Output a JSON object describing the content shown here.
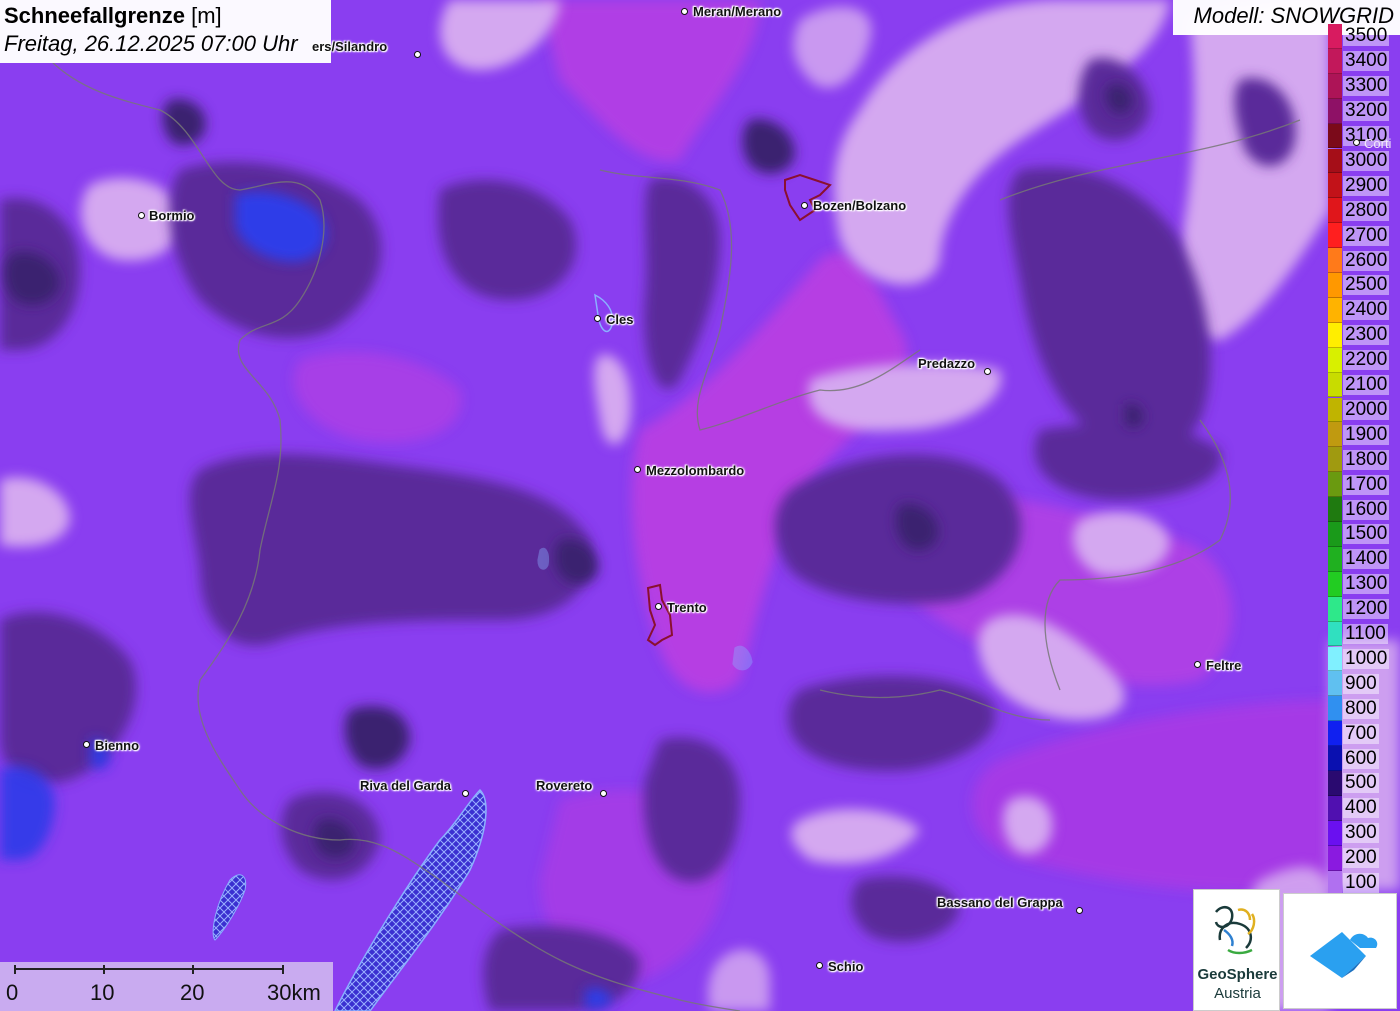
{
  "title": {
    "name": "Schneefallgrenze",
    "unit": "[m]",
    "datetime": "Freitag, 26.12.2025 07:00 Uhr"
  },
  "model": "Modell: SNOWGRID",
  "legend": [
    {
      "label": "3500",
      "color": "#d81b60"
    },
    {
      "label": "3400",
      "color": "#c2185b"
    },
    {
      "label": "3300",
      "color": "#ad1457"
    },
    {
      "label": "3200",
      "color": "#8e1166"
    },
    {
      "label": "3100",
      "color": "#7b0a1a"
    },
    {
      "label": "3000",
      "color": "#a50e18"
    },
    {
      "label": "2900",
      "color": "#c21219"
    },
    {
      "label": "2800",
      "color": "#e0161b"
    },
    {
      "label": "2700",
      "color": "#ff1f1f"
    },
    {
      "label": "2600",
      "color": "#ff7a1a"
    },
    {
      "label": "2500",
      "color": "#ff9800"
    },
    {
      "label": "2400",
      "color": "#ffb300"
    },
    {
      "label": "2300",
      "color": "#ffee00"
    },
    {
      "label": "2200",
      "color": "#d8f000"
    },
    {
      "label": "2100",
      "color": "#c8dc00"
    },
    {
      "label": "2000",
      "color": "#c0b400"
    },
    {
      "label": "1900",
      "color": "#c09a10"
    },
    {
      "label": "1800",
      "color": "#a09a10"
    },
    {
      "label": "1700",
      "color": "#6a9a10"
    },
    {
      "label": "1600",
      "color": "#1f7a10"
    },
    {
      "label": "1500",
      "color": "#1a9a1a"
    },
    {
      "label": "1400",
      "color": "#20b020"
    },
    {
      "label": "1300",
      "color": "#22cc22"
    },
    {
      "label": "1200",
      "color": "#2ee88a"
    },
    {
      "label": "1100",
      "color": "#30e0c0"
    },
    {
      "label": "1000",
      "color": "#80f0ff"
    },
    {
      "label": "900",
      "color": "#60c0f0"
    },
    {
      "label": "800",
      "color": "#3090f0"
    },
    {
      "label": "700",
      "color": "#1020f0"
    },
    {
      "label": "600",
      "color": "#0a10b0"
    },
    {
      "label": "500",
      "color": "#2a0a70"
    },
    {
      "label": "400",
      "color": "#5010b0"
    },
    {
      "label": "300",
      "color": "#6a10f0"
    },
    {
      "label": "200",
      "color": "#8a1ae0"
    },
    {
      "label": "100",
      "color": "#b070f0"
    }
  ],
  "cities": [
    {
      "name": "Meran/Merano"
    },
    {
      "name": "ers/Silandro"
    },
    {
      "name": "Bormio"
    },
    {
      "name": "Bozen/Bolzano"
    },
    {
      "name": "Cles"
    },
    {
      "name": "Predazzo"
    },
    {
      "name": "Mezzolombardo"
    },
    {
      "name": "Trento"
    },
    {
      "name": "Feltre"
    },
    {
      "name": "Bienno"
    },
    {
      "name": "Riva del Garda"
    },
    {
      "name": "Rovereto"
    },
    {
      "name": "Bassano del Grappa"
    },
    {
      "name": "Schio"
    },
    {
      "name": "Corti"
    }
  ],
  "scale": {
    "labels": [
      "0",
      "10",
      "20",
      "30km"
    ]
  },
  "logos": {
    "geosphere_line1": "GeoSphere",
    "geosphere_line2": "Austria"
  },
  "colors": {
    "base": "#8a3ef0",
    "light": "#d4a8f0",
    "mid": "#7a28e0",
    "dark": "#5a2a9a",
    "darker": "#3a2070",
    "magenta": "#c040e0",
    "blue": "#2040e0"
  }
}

● **Task to complete**
Skip the pictures and print each record exactly as it stands.

● **Solved problem**
Output a JSON object describing the content shown here.
{
  "title": {
    "name": "Schneefallgrenze",
    "unit": "[m]",
    "datetime": "Freitag, 26.12.2025 07:00 Uhr"
  },
  "model": "Modell: SNOWGRID",
  "legend": [
    {
      "label": "3500",
      "color": "#d81b60"
    },
    {
      "label": "3400",
      "color": "#c2185b"
    },
    {
      "label": "3300",
      "color": "#ad1457"
    },
    {
      "label": "3200",
      "color": "#8e1166"
    },
    {
      "label": "3100",
      "color": "#7b0a1a"
    },
    {
      "label": "3000",
      "color": "#a50e18"
    },
    {
      "label": "2900",
      "color": "#c21219"
    },
    {
      "label": "2800",
      "color": "#e0161b"
    },
    {
      "label": "2700",
      "color": "#ff1f1f"
    },
    {
      "label": "2600",
      "color": "#ff7a1a"
    },
    {
      "label": "2500",
      "color": "#ff9800"
    },
    {
      "label": "2400",
      "color": "#ffb300"
    },
    {
      "label": "2300",
      "color": "#ffee00"
    },
    {
      "label": "2200",
      "color": "#d8f000"
    },
    {
      "label": "2100",
      "color": "#c8dc00"
    },
    {
      "label": "2000",
      "color": "#c0b400"
    },
    {
      "label": "1900",
      "color": "#c09a10"
    },
    {
      "label": "1800",
      "color": "#a09a10"
    },
    {
      "label": "1700",
      "color": "#6a9a10"
    },
    {
      "label": "1600",
      "color": "#1f7a10"
    },
    {
      "label": "1500",
      "color": "#1a9a1a"
    },
    {
      "label": "1400",
      "color": "#20b020"
    },
    {
      "label": "1300",
      "color": "#22cc22"
    },
    {
      "label": "1200",
      "color": "#2ee88a"
    },
    {
      "label": "1100",
      "color": "#30e0c0"
    },
    {
      "label": "1000",
      "color": "#80f0ff"
    },
    {
      "label": "900",
      "color": "#60c0f0"
    },
    {
      "label": "800",
      "color": "#3090f0"
    },
    {
      "label": "700",
      "color": "#1020f0"
    },
    {
      "label": "600",
      "color": "#0a10b0"
    },
    {
      "label": "500",
      "color": "#2a0a70"
    },
    {
      "label": "400",
      "color": "#5010b0"
    },
    {
      "label": "300",
      "color": "#6a10f0"
    },
    {
      "label": "200",
      "color": "#8a1ae0"
    },
    {
      "label": "100",
      "color": "#b070f0"
    }
  ],
  "cities": [
    {
      "name": "Meran/Merano"
    },
    {
      "name": "ers/Silandro"
    },
    {
      "name": "Bormio"
    },
    {
      "name": "Bozen/Bolzano"
    },
    {
      "name": "Cles"
    },
    {
      "name": "Predazzo"
    },
    {
      "name": "Mezzolombardo"
    },
    {
      "name": "Trento"
    },
    {
      "name": "Feltre"
    },
    {
      "name": "Bienno"
    },
    {
      "name": "Riva del Garda"
    },
    {
      "name": "Rovereto"
    },
    {
      "name": "Bassano del Grappa"
    },
    {
      "name": "Schio"
    },
    {
      "name": "Corti"
    }
  ],
  "scale": {
    "labels": [
      "0",
      "10",
      "20",
      "30km"
    ]
  },
  "logos": {
    "geosphere_line1": "GeoSphere",
    "geosphere_line2": "Austria"
  },
  "colors": {
    "base": "#8a3ef0",
    "light": "#d4a8f0",
    "mid": "#7a28e0",
    "dark": "#5a2a9a",
    "darker": "#3a2070",
    "magenta": "#c040e0",
    "blue": "#2040e0"
  }
}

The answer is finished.